— Begin SOURCE DATA —

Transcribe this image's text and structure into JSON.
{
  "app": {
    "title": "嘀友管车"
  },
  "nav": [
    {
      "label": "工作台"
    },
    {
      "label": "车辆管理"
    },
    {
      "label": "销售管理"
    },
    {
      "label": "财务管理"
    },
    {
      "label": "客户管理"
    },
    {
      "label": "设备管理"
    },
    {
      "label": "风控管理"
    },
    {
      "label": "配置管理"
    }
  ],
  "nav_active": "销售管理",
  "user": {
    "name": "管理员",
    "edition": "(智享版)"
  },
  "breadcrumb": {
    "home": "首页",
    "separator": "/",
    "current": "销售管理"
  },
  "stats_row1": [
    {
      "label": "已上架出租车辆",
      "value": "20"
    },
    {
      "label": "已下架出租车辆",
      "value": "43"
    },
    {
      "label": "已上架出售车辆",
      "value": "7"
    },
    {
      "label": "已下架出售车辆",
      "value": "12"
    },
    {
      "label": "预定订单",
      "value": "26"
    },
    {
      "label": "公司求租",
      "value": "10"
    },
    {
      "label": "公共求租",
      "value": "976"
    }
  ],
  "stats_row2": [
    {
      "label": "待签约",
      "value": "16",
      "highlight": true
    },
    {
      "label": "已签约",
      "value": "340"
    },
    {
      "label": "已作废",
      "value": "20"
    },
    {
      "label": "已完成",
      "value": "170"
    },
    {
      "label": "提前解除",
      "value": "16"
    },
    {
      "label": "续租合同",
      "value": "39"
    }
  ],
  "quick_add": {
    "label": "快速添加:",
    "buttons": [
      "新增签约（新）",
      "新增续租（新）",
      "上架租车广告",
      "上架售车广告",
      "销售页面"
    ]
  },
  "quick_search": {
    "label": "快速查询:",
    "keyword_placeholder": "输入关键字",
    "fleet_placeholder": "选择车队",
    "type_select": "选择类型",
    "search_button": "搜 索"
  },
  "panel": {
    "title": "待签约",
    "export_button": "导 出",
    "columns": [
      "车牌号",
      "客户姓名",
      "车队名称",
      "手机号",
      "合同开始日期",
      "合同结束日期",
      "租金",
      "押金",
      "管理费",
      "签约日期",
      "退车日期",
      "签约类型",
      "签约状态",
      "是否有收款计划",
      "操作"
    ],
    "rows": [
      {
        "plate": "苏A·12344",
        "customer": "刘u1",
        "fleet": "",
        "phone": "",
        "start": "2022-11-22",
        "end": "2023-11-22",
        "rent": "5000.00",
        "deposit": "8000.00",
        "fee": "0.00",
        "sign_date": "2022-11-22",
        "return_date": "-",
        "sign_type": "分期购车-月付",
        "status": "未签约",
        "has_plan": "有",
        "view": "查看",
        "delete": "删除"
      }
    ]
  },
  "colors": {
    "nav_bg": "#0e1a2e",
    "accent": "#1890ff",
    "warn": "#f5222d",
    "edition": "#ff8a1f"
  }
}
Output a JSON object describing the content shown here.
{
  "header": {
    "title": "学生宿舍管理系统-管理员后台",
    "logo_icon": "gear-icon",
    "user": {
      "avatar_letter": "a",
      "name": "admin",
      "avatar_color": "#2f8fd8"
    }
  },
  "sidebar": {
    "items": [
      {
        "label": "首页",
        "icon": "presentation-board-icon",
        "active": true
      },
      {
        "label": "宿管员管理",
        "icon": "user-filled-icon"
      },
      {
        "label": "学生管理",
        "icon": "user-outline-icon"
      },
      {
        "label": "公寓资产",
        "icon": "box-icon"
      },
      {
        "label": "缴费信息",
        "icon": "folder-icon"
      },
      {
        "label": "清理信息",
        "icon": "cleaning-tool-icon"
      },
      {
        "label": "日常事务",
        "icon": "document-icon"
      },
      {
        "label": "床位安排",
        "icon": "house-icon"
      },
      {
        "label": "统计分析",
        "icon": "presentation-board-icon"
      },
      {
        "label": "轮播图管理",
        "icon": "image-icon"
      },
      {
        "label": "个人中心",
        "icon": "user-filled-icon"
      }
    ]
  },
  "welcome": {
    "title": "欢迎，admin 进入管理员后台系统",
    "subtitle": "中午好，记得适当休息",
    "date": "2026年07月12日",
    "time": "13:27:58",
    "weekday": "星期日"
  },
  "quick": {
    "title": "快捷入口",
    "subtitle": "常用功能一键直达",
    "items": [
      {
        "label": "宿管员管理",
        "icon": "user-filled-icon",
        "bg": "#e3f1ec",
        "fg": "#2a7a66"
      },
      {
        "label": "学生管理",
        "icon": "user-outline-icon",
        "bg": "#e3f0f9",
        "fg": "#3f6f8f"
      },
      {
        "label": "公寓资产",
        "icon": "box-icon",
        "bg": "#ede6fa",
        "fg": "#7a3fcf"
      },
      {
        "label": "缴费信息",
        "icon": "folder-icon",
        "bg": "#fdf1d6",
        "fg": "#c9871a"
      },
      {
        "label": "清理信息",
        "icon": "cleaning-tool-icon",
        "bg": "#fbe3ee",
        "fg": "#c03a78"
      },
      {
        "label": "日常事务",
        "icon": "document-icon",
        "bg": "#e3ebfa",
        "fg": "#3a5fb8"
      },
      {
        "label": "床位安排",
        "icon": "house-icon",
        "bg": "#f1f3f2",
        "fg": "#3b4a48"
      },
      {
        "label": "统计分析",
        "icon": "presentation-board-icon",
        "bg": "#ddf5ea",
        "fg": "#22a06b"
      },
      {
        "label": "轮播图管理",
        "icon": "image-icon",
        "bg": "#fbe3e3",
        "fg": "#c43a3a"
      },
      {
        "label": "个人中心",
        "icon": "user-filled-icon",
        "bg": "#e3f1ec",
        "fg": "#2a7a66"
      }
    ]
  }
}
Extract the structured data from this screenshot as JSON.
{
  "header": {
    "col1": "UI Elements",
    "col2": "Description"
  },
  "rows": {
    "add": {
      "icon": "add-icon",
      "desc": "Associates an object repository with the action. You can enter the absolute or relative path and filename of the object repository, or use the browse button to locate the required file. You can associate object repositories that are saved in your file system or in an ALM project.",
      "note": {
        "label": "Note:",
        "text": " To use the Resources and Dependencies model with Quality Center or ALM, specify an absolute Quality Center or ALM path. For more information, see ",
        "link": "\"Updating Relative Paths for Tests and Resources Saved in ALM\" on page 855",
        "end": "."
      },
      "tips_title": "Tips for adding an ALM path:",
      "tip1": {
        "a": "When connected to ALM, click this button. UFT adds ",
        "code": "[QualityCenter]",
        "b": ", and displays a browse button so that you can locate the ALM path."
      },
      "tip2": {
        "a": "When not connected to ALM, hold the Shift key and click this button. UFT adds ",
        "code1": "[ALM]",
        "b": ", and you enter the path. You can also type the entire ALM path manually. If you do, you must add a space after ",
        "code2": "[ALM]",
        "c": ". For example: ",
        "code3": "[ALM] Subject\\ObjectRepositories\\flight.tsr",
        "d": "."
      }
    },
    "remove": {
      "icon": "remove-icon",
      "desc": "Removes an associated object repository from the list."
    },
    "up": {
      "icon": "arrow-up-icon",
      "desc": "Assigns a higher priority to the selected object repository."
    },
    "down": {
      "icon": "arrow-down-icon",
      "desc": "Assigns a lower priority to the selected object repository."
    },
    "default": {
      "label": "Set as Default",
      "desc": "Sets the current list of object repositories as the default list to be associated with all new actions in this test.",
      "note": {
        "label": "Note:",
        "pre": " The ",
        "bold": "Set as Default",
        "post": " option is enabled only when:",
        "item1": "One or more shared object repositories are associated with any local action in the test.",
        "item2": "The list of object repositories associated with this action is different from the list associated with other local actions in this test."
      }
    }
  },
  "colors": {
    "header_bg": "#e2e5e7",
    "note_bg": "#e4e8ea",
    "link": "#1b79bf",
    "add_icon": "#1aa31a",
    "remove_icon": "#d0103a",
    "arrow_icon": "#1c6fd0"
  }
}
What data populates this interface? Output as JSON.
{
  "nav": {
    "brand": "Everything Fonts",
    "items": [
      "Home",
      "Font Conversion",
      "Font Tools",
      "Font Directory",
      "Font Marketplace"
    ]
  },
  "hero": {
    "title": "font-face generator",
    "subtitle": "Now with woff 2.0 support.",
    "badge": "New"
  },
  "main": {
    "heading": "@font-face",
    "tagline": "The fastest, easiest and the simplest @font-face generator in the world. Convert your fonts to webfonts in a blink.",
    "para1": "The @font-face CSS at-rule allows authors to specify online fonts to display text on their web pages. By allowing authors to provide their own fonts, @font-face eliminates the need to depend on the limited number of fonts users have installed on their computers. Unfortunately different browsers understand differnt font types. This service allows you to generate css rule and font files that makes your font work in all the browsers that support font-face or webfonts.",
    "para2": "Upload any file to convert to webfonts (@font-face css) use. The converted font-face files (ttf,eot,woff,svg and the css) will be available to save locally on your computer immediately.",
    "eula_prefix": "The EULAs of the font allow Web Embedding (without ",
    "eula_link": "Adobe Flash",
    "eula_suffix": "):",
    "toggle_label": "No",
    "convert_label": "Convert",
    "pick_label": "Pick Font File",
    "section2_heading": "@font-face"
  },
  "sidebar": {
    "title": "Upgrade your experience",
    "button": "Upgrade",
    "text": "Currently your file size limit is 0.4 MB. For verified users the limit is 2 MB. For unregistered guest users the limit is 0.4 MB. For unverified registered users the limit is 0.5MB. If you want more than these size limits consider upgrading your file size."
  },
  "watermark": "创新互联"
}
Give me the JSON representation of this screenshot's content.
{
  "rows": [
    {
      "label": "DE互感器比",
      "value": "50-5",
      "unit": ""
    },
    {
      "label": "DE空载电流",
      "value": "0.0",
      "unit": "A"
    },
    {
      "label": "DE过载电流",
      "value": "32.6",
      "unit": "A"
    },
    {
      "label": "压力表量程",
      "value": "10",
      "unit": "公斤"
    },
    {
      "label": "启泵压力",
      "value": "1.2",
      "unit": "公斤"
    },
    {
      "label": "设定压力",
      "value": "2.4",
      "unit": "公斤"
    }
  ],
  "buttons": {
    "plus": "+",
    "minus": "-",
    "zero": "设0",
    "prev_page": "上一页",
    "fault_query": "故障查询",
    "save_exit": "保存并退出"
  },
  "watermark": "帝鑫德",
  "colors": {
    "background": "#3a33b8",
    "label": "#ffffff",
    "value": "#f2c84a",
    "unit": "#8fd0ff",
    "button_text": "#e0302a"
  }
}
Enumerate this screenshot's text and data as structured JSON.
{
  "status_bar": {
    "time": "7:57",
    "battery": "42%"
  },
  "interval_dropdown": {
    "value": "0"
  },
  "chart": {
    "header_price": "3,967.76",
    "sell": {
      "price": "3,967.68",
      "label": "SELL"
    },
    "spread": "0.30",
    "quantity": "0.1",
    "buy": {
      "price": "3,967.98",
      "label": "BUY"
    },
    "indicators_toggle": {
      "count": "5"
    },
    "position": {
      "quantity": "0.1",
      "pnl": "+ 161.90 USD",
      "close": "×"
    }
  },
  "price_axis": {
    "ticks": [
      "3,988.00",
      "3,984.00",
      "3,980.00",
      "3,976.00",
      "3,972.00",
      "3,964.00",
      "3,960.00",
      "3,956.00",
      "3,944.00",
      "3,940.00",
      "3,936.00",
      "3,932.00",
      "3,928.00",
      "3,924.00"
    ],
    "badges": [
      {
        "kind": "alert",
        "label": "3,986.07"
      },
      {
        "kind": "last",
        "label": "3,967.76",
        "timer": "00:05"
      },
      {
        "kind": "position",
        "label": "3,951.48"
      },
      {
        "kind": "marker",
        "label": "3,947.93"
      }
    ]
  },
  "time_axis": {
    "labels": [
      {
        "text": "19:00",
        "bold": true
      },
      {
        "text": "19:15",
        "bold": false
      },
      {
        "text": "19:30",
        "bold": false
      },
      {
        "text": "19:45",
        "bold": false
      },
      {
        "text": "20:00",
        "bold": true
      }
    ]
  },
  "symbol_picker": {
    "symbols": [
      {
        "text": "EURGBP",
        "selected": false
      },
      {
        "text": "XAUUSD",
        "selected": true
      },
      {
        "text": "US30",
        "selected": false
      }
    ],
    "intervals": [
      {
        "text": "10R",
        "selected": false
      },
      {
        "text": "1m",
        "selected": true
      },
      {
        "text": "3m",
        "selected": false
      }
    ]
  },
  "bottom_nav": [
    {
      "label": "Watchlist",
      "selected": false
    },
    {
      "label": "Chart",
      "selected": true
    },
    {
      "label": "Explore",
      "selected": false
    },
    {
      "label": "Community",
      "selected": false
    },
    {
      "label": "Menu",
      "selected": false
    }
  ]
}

— End SOURCE DATA —

DIRECTIONS:
Every line in the data that holds "subtitle" should be copied out.

ANSWER TO THE TASK:
    "subtitle": "中午好，记得适当休息",
    "subtitle": "常用功能一键直达",
    "subtitle": "Now with woff 2.0 support.",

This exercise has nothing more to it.